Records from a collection
==================================================
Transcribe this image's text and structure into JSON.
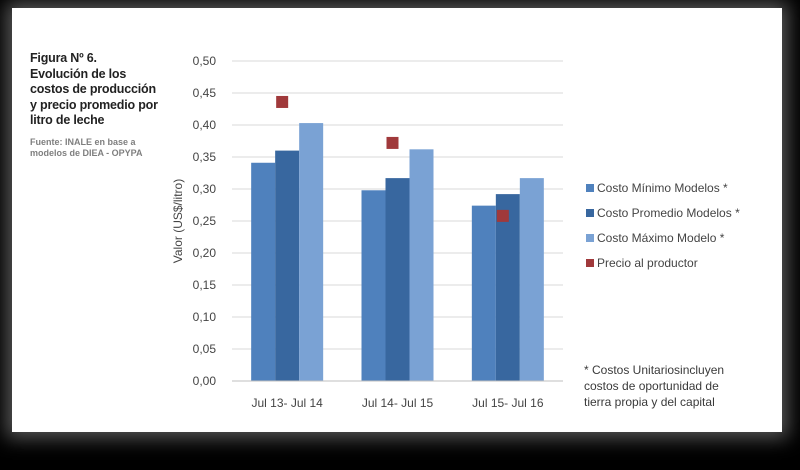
{
  "caption": {
    "title": "Figura Nº 6.\nEvolución de los\ncostos de producción\ny precio promedio por\nlitro de leche",
    "source": "Fuente: INALE en base a\nmodelos de DIEA - OPYPA"
  },
  "note": "* Costos Unitariosincluyen\ncostos de oportunidad de\ntierra propia y del capital",
  "chart_data": {
    "type": "bar",
    "categories": [
      "Jul 13- Jul 14",
      "Jul 14- Jul 15",
      "Jul 15- Jul 16"
    ],
    "ylabel": "Valor (US$/litro)",
    "ylim": [
      0,
      0.5
    ],
    "yticks": [
      "0,00",
      "0,05",
      "0,10",
      "0,15",
      "0,20",
      "0,25",
      "0,30",
      "0,35",
      "0,40",
      "0,45",
      "0,50"
    ],
    "grid": true,
    "legend_position": "right",
    "series": [
      {
        "name": "Costo Mínimo Modelos *",
        "kind": "bar",
        "color": "#4f81bd",
        "values": [
          0.341,
          0.298,
          0.274
        ]
      },
      {
        "name": "Costo Promedio Modelos *",
        "kind": "bar",
        "color": "#38679f",
        "values": [
          0.36,
          0.317,
          0.292
        ]
      },
      {
        "name": "Costo Máximo Modelo *",
        "kind": "bar",
        "color": "#7aa2d4",
        "values": [
          0.403,
          0.362,
          0.317
        ]
      },
      {
        "name": "Precio al productor",
        "kind": "marker",
        "color": "#a0393b",
        "values": [
          0.436,
          0.372,
          0.258
        ]
      }
    ]
  }
}
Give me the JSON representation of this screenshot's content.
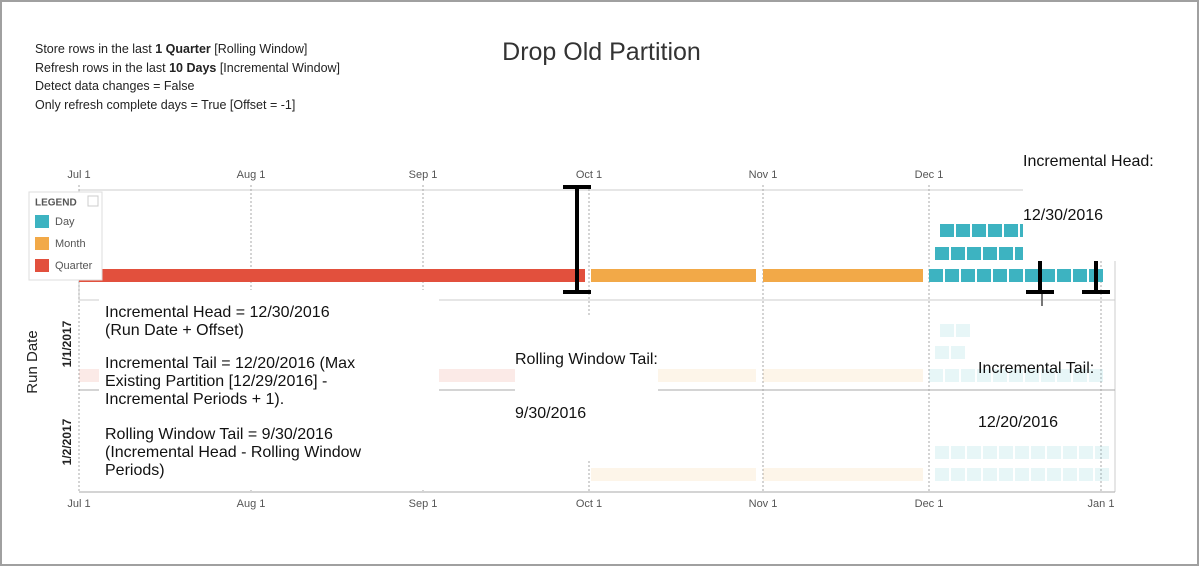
{
  "title": "Drop Old Partition",
  "settings": [
    {
      "before": "Store rows in the last ",
      "bold": "1 Quarter",
      "after": " [Rolling Window]"
    },
    {
      "before": "Refresh rows in the last ",
      "bold": "10 Days",
      "after": " [Incremental Window]"
    },
    {
      "text": "Detect data changes = False"
    },
    {
      "text": "Only refresh complete days = True [Offset = -1]"
    }
  ],
  "date_axis": [
    "Jul 1",
    "Aug 1",
    "Sep 1",
    "Oct 1",
    "Nov 1",
    "Dec 1",
    "Jan 1"
  ],
  "legend": {
    "title": "LEGEND",
    "items": [
      {
        "label": "Day",
        "color": "#3db3c1"
      },
      {
        "label": "Month",
        "color": "#f2a948"
      },
      {
        "label": "Quarter",
        "color": "#e2503d"
      }
    ]
  },
  "run_date_axis": {
    "title": "Run Date",
    "categories": [
      "1/1/2017",
      "1/2/2017"
    ]
  },
  "annotations": {
    "incremental_head": [
      "Incremental Head:",
      "12/30/2016"
    ],
    "rolling_window_tail": [
      "Rolling Window Tail:",
      "9/30/2016"
    ],
    "incremental_tail": [
      "Incremental Tail:",
      "12/20/2016"
    ]
  },
  "notes": [
    [
      "Incremental Head = 12/30/2016",
      "(Run Date + Offset)"
    ],
    [
      "Incremental Tail = 12/20/2016 (Max",
      "Existing Partition [12/29/2016] -",
      "Incremental Periods + 1)."
    ],
    [
      "Rolling Window Tail = 9/30/2016",
      "(Incremental Head - Rolling Window",
      "Periods)"
    ]
  ]
}
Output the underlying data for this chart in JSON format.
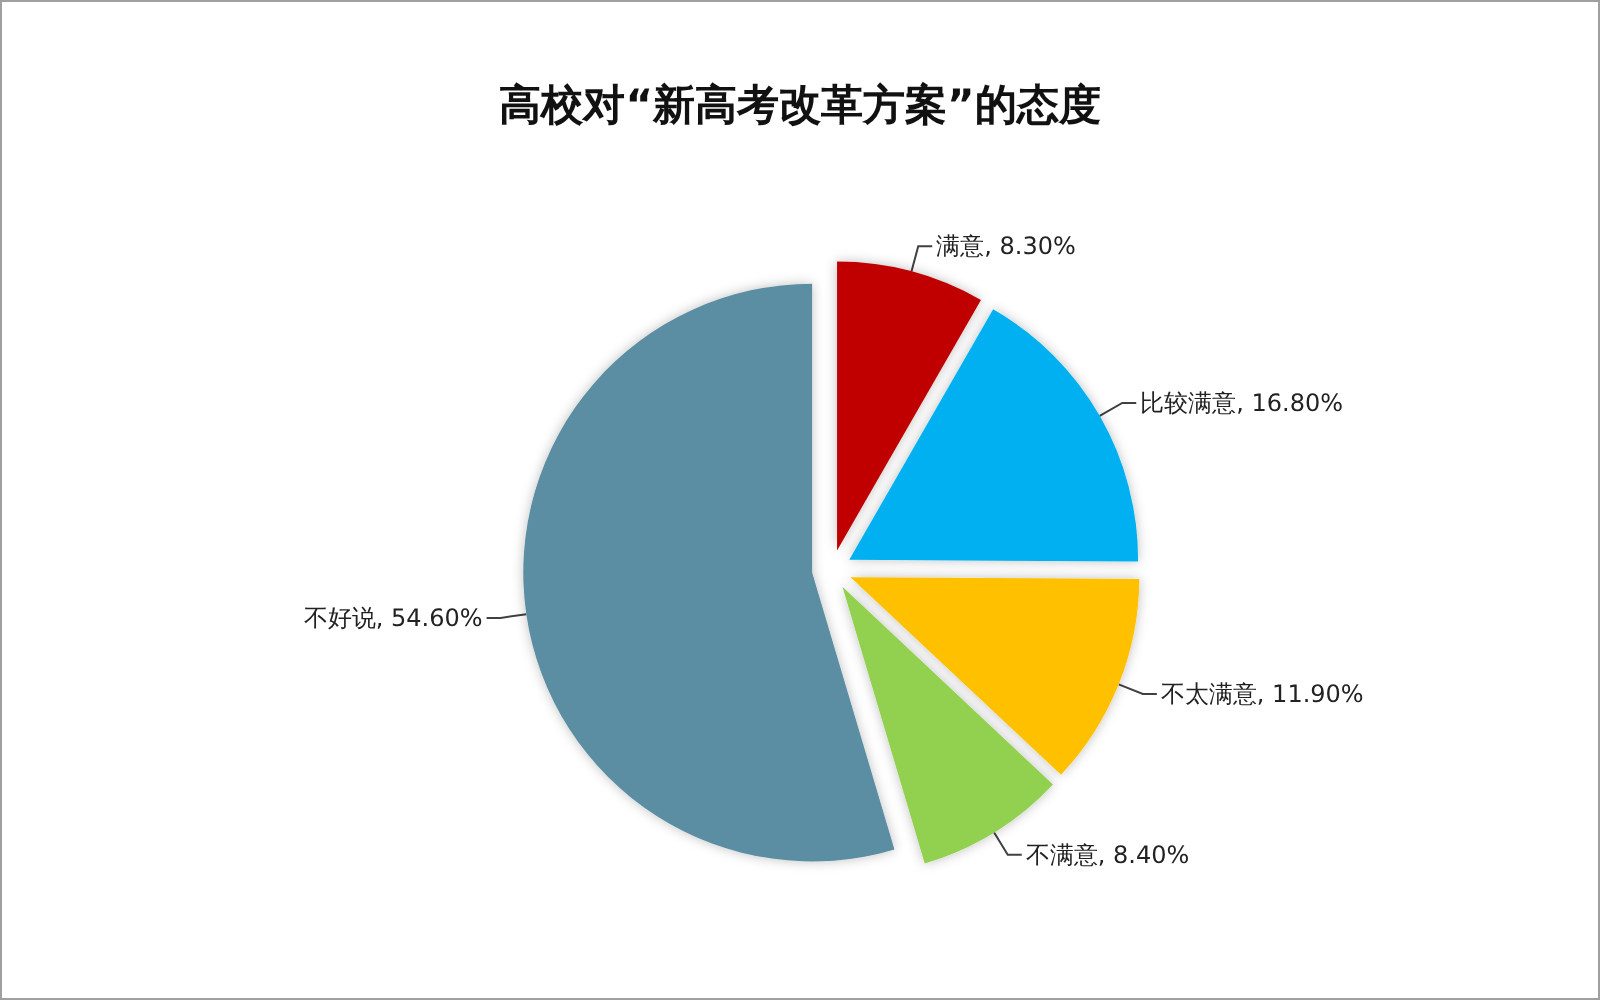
{
  "chart_data": {
    "type": "pie",
    "title": "高校对“新高考改革方案”的态度",
    "categories": [
      "满意",
      "比较满意",
      "不太满意",
      "不满意",
      "不好说"
    ],
    "values": [
      8.3,
      16.8,
      11.9,
      8.4,
      54.6
    ],
    "value_labels": [
      "8.30%",
      "16.80%",
      "11.90%",
      "8.40%",
      "54.60%"
    ],
    "colors": [
      "#c00000",
      "#00b0f0",
      "#ffc000",
      "#92d050",
      "#5b8ea3"
    ]
  }
}
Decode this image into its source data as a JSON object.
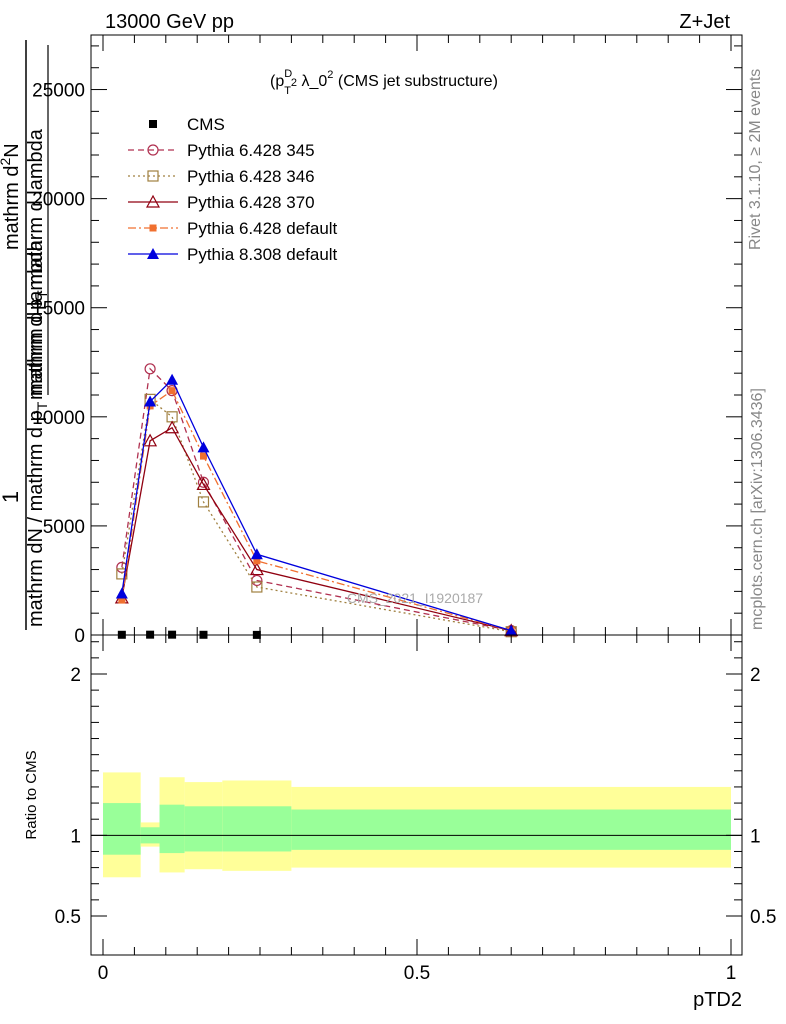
{
  "header": {
    "left_title": "13000 GeV pp",
    "right_title": "Z+Jet"
  },
  "side_labels": {
    "rivet": "Rivet 3.1.10, ≥ 2M events",
    "mcplots": "mcplots.cern.ch [arXiv:1306.3436]"
  },
  "watermark": "CMS_2021_I1920187",
  "chart_data": [
    {
      "type": "line",
      "title": "(p_T^D)^2 λ_0^2 (CMS jet substructure)",
      "title_parts": {
        "a": "(p",
        "b": "D",
        "c": "T",
        "d": "2",
        "e": " λ_0",
        "f": "2",
        "g": " (CMS jet substructure)"
      },
      "ylabel_parts": {
        "one": "1",
        "den_a": "mathrm dN / mathrm d p",
        "den_sub": "T",
        "den_b": " mathrm d lambda",
        "num_a": "mathrm d",
        "num_sup": "2",
        "num_b": "N",
        "num_den_a": "mathrm d p",
        "num_den_sub": "T",
        "num_den_b": " mathrm d lambda"
      },
      "xlim": [
        0,
        1
      ],
      "ylim": [
        0,
        27500
      ],
      "y_ticks": [
        "0",
        "5000",
        "10000",
        "15000",
        "20000",
        "25000"
      ],
      "y_tick_values": [
        0,
        5000,
        10000,
        15000,
        20000,
        25000
      ],
      "legend_position": "top-left",
      "series": [
        {
          "name": "CMS",
          "color": "#000000",
          "marker": "square-filled",
          "line": "none",
          "x": [
            0.03,
            0.075,
            0.11,
            0.16,
            0.245
          ],
          "y": [
            10,
            15,
            15,
            10,
            5
          ]
        },
        {
          "name": "Pythia 6.428 345",
          "color": "#b03050",
          "marker": "circle-open",
          "line": "dashed",
          "x": [
            0.03,
            0.075,
            0.11,
            0.16,
            0.245,
            0.65
          ],
          "y": [
            3100,
            12200,
            11200,
            7000,
            2500,
            200
          ]
        },
        {
          "name": "Pythia 6.428 346",
          "color": "#a08040",
          "marker": "square-open",
          "line": "dotted",
          "x": [
            0.03,
            0.075,
            0.11,
            0.16,
            0.245,
            0.65
          ],
          "y": [
            2800,
            10800,
            10000,
            6100,
            2200,
            150
          ]
        },
        {
          "name": "Pythia 6.428 370",
          "color": "#900010",
          "marker": "triangle-open",
          "line": "solid",
          "x": [
            0.03,
            0.075,
            0.11,
            0.16,
            0.245,
            0.65
          ],
          "y": [
            1700,
            8900,
            9500,
            6900,
            3000,
            200
          ]
        },
        {
          "name": "Pythia 6.428 default",
          "color": "#f07030",
          "marker": "square-filled-small",
          "line": "dashdot",
          "x": [
            0.03,
            0.075,
            0.11,
            0.16,
            0.245,
            0.65
          ],
          "y": [
            1600,
            10500,
            11200,
            8200,
            3400,
            200
          ]
        },
        {
          "name": "Pythia 8.308 default",
          "color": "#0000dd",
          "marker": "triangle-filled",
          "line": "solid",
          "x": [
            0.03,
            0.075,
            0.11,
            0.16,
            0.245,
            0.65
          ],
          "y": [
            1900,
            10700,
            11700,
            8600,
            3700,
            200
          ]
        }
      ]
    },
    {
      "type": "area",
      "ylabel": "Ratio to CMS",
      "xlabel": "pTD2",
      "xlim": [
        0,
        1
      ],
      "ylim": [
        0.4,
        2.25
      ],
      "y_ticks": [
        "0.5",
        "1",
        "2"
      ],
      "y_tick_values": [
        0.5,
        1,
        2
      ],
      "x_ticks": [
        "0",
        "0.5",
        "1"
      ],
      "x_tick_values": [
        0,
        0.5,
        1
      ],
      "band_colors": {
        "outer": "#ffff99",
        "inner": "#99ff99"
      },
      "bins": [
        {
          "x0": 0.0,
          "x1": 0.06,
          "outer": [
            0.74,
            1.39
          ],
          "inner": [
            0.88,
            1.2
          ]
        },
        {
          "x0": 0.06,
          "x1": 0.09,
          "outer": [
            0.93,
            1.08
          ],
          "inner": [
            0.95,
            1.05
          ]
        },
        {
          "x0": 0.09,
          "x1": 0.13,
          "outer": [
            0.77,
            1.36
          ],
          "inner": [
            0.89,
            1.19
          ]
        },
        {
          "x0": 0.13,
          "x1": 0.19,
          "outer": [
            0.79,
            1.33
          ],
          "inner": [
            0.9,
            1.18
          ]
        },
        {
          "x0": 0.19,
          "x1": 0.3,
          "outer": [
            0.78,
            1.34
          ],
          "inner": [
            0.9,
            1.18
          ]
        },
        {
          "x0": 0.3,
          "x1": 1.0,
          "outer": [
            0.8,
            1.3
          ],
          "inner": [
            0.91,
            1.16
          ]
        }
      ],
      "reference_line": 1
    }
  ]
}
==================================================
## STATED PROBLEM:
Copy out every line of the material above that mentions the word "name".

## EXERCISE RESULT:
        "name": "Costo Mínimo Modelos *",
        "name": "Costo Promedio Modelos *",
        "name": "Costo Máximo Modelo *",
        "name": "Precio al productor",
          "name": "CMS",
          "name": "Pythia 6.428 345",
          "name": "Pythia 6.428 346",
          "name": "Pythia 6.428 370",
          "name": "Pythia 6.428 default",
          "name": "Pythia 8.308 default",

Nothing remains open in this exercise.